=== EXERCISE ===
Repeat the lines of the listing below exactly, starting at the line that contains "Enumerate this screenshot's" and running through the last line, both included, and only those.
-- start ENTRIES SUPPLIED --
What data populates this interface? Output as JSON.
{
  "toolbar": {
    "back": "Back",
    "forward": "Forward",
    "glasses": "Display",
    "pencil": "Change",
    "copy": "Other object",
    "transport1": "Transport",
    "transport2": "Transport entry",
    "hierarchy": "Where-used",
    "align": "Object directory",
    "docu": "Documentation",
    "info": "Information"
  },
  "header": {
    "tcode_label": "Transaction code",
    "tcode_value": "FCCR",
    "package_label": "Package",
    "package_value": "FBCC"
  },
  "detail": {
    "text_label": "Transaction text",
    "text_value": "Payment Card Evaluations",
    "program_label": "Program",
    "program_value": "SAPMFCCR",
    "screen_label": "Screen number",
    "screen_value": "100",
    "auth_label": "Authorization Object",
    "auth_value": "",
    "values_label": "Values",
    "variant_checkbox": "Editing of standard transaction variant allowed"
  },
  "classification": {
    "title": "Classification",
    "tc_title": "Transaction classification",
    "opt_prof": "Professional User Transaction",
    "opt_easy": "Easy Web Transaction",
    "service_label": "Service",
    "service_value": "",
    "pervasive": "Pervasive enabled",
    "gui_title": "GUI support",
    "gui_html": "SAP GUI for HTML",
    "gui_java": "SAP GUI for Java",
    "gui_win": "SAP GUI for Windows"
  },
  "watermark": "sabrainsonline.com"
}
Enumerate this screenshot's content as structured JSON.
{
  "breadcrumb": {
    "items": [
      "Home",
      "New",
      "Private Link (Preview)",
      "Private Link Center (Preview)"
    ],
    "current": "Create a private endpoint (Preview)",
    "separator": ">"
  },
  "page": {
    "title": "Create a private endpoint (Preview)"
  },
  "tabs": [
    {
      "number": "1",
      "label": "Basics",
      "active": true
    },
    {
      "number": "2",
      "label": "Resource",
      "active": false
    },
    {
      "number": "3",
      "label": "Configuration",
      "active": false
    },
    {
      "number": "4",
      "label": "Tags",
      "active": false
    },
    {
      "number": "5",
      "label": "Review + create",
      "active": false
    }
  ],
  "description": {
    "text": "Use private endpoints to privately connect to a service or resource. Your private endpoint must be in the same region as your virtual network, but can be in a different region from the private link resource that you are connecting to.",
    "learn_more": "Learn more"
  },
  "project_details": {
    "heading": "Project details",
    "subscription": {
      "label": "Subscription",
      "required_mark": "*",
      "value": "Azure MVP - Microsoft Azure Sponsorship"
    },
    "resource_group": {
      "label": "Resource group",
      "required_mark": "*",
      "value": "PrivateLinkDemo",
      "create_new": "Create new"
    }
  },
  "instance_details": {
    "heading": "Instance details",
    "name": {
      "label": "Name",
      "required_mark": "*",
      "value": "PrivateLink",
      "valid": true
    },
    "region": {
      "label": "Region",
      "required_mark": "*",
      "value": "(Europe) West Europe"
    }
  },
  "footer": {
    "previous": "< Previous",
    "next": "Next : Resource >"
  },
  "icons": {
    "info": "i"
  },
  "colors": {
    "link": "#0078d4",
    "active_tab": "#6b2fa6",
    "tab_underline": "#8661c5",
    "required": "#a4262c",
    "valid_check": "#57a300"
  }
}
-- end ENTRIES SUPPLIED --
=== PROBLEM SOLUTION ===
Enumerate this screenshot's content as structured JSON.
{
  "breadcrumb": {
    "items": [
      "Home",
      "New",
      "Private Link (Preview)",
      "Private Link Center (Preview)"
    ],
    "current": "Create a private endpoint (Preview)",
    "separator": ">"
  },
  "page": {
    "title": "Create a private endpoint (Preview)"
  },
  "tabs": [
    {
      "number": "1",
      "label": "Basics",
      "active": true
    },
    {
      "number": "2",
      "label": "Resource",
      "active": false
    },
    {
      "number": "3",
      "label": "Configuration",
      "active": false
    },
    {
      "number": "4",
      "label": "Tags",
      "active": false
    },
    {
      "number": "5",
      "label": "Review + create",
      "active": false
    }
  ],
  "description": {
    "text": "Use private endpoints to privately connect to a service or resource. Your private endpoint must be in the same region as your virtual network, but can be in a different region from the private link resource that you are connecting to.",
    "learn_more": "Learn more"
  },
  "project_details": {
    "heading": "Project details",
    "subscription": {
      "label": "Subscription",
      "required_mark": "*",
      "value": "Azure MVP - Microsoft Azure Sponsorship"
    },
    "resource_group": {
      "label": "Resource group",
      "required_mark": "*",
      "value": "PrivateLinkDemo",
      "create_new": "Create new"
    }
  },
  "instance_details": {
    "heading": "Instance details",
    "name": {
      "label": "Name",
      "required_mark": "*",
      "value": "PrivateLink",
      "valid": true
    },
    "region": {
      "label": "Region",
      "required_mark": "*",
      "value": "(Europe) West Europe"
    }
  },
  "footer": {
    "previous": "< Previous",
    "next": "Next : Resource >"
  },
  "icons": {
    "info": "i"
  },
  "colors": {
    "link": "#0078d4",
    "active_tab": "#6b2fa6",
    "tab_underline": "#8661c5",
    "required": "#a4262c",
    "valid_check": "#57a300"
  }
}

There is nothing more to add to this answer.